**Work instructions:**
Would you transcribe the listing that follows, character for character, and omit its images?

**Data for processing:**
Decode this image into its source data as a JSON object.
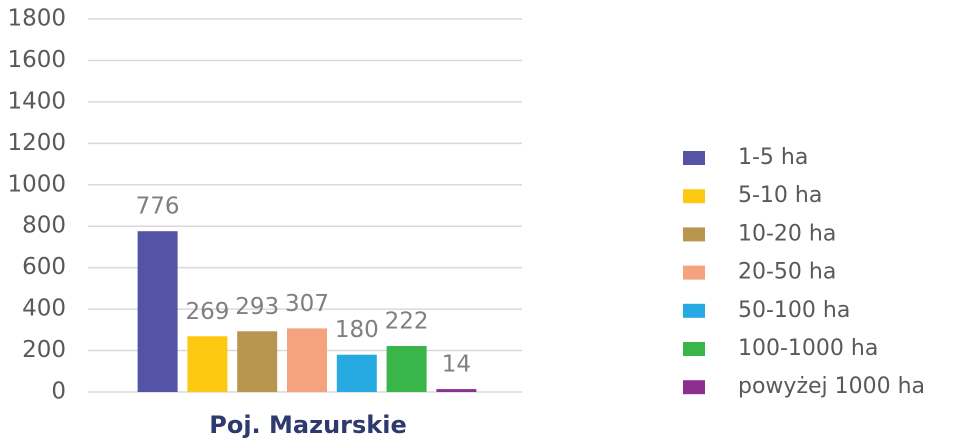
{
  "chart_data": {
    "type": "bar",
    "categories": [
      "Poj. Mazurskie"
    ],
    "series": [
      {
        "name": "1-5 ha",
        "color": "#5553a6",
        "values": [
          776
        ]
      },
      {
        "name": "5-10 ha",
        "color": "#fcc812",
        "values": [
          269
        ]
      },
      {
        "name": "10-20 ha",
        "color": "#b8964f",
        "values": [
          293
        ]
      },
      {
        "name": "20-50 ha",
        "color": "#f5a37f",
        "values": [
          307
        ]
      },
      {
        "name": "50-100 ha",
        "color": "#27aae1",
        "values": [
          180
        ]
      },
      {
        "name": "100-1000 ha",
        "color": "#3ab54a",
        "values": [
          222
        ]
      },
      {
        "name": "powyżej 1000 ha",
        "color": "#8d2f8f",
        "values": [
          14
        ]
      }
    ],
    "ylim": [
      0,
      1800
    ],
    "yticks": [
      0,
      200,
      400,
      600,
      800,
      1000,
      1200,
      1400,
      1600,
      1800
    ],
    "grid": true,
    "legend": "right",
    "data_labels": true
  }
}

**Exercise output:**
Decode this image into its source data as a JSON object.
{
  "chart_data": {
    "type": "bar",
    "categories": [
      "Poj. Mazurskie"
    ],
    "series": [
      {
        "name": "1-5 ha",
        "color": "#5553a6",
        "values": [
          776
        ]
      },
      {
        "name": "5-10 ha",
        "color": "#fcc812",
        "values": [
          269
        ]
      },
      {
        "name": "10-20 ha",
        "color": "#b8964f",
        "values": [
          293
        ]
      },
      {
        "name": "20-50 ha",
        "color": "#f5a37f",
        "values": [
          307
        ]
      },
      {
        "name": "50-100 ha",
        "color": "#27aae1",
        "values": [
          180
        ]
      },
      {
        "name": "100-1000 ha",
        "color": "#3ab54a",
        "values": [
          222
        ]
      },
      {
        "name": "powyżej 1000 ha",
        "color": "#8d2f8f",
        "values": [
          14
        ]
      }
    ],
    "ylim": [
      0,
      1800
    ],
    "yticks": [
      0,
      200,
      400,
      600,
      800,
      1000,
      1200,
      1400,
      1600,
      1800
    ],
    "grid": true,
    "legend": "right",
    "data_labels": true
  }
}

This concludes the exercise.